**Exercise prompt**
Keep every line where the word "τοπικούς" appears; drop the rest.

**Excerpted data**
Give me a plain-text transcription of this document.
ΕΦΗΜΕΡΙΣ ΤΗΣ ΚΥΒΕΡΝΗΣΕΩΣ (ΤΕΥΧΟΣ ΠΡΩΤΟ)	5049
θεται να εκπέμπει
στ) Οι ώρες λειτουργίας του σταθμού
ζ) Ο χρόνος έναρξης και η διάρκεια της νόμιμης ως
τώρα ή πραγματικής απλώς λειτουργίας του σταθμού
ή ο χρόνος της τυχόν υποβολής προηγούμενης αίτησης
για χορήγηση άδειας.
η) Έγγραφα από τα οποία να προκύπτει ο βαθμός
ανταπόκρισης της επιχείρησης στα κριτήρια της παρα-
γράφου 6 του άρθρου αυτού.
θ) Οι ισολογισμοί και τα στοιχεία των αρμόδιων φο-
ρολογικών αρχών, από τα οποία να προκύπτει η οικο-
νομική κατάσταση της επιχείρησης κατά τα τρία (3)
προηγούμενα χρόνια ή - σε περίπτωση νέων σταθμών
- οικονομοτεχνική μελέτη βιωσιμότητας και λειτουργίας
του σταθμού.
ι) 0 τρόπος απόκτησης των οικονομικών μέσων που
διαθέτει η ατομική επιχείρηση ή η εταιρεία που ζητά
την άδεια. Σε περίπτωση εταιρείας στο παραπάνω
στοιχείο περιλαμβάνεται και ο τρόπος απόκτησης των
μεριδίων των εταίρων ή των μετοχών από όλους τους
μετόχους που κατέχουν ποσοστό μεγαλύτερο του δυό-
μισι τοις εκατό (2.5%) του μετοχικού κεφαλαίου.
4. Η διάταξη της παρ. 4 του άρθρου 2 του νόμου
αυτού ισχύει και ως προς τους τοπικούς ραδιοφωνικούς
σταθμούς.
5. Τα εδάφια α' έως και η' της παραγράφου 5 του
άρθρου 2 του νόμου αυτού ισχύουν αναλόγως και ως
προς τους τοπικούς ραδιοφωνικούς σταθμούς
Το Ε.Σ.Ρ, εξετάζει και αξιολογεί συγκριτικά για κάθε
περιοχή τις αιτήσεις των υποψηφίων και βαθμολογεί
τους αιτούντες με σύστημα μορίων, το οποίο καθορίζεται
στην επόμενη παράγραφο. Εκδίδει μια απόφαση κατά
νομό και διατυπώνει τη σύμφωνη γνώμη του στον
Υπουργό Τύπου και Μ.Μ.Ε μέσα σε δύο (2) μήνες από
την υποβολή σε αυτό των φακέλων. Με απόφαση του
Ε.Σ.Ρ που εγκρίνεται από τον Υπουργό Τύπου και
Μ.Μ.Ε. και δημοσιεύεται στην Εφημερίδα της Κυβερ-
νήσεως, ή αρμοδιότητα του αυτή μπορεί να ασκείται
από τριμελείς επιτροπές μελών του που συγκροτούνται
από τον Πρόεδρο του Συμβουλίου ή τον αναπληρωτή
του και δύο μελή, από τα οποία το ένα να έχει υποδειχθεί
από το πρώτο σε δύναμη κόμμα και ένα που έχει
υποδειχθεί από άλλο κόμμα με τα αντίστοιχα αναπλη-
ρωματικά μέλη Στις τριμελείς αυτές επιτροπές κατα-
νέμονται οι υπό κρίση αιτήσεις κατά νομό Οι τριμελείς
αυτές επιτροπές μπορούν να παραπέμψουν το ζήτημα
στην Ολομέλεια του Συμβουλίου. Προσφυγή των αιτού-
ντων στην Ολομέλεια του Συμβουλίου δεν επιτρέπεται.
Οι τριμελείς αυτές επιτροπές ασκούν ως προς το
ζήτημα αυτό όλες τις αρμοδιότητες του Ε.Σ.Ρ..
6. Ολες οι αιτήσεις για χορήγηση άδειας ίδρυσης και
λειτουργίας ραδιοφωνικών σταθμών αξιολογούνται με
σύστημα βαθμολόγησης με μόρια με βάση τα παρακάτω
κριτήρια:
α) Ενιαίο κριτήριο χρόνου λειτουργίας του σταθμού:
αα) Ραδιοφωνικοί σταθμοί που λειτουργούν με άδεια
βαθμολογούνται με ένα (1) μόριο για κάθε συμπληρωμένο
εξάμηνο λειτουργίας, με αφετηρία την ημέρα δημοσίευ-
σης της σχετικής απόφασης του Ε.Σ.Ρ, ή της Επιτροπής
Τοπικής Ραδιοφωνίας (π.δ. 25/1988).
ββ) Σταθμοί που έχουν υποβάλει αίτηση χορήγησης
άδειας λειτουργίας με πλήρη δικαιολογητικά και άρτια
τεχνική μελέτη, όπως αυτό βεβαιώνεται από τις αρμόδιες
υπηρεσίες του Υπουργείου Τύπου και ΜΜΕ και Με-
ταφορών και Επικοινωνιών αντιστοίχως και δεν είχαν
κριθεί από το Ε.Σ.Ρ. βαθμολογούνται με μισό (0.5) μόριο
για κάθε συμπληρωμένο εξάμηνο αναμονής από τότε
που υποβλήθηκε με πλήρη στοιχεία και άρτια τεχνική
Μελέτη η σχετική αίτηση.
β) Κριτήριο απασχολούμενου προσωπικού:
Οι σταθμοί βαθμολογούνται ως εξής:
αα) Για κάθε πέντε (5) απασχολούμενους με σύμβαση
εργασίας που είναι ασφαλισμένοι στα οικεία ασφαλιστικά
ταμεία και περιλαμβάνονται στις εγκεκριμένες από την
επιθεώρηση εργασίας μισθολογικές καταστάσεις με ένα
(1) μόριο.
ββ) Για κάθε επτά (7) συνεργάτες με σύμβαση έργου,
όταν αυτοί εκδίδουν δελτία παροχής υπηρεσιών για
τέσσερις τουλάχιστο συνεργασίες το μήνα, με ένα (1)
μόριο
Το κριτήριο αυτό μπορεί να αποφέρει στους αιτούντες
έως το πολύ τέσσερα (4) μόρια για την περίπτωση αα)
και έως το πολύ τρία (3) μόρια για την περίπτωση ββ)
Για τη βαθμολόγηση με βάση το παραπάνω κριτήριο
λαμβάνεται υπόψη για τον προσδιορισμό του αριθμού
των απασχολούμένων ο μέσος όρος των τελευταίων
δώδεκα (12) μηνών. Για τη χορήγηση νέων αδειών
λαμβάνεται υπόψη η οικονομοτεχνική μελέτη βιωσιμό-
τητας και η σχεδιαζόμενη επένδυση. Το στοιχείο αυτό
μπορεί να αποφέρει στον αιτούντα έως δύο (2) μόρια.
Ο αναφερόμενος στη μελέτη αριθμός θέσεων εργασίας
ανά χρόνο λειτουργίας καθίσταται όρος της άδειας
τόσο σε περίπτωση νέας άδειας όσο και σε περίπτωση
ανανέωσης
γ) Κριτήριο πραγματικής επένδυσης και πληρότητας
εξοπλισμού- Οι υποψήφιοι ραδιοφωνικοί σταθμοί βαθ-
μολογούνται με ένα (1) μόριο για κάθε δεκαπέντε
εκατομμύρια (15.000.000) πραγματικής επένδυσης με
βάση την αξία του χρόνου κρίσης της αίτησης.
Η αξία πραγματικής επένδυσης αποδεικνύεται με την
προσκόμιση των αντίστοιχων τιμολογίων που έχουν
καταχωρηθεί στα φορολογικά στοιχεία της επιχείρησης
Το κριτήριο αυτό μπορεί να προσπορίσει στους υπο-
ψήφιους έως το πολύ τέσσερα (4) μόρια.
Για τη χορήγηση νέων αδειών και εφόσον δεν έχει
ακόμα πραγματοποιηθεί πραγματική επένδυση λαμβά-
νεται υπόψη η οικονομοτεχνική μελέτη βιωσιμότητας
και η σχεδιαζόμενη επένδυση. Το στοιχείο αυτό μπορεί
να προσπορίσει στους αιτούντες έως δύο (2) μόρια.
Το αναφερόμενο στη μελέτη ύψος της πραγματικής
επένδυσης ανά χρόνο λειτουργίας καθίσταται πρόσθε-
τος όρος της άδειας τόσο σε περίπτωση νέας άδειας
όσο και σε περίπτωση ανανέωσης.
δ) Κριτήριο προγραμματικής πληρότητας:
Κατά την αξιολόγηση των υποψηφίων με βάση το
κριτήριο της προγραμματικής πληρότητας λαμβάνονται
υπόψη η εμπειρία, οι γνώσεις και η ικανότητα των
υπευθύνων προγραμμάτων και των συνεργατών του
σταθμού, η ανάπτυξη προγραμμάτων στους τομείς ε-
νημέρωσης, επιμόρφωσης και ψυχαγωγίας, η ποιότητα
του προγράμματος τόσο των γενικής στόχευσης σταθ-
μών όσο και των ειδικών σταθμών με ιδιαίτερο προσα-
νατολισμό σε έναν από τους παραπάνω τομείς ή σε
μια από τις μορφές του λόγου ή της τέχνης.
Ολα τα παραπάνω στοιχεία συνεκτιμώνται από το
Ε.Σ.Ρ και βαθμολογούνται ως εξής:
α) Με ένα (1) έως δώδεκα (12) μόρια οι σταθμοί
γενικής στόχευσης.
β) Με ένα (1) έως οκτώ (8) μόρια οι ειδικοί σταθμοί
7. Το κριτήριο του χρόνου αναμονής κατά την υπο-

**Expected answer**
αυτού ισχύει και ως προς τους τοπικούς ραδιοφωνικούς
προς τους τοπικούς ραδιοφωνικούς σταθμούς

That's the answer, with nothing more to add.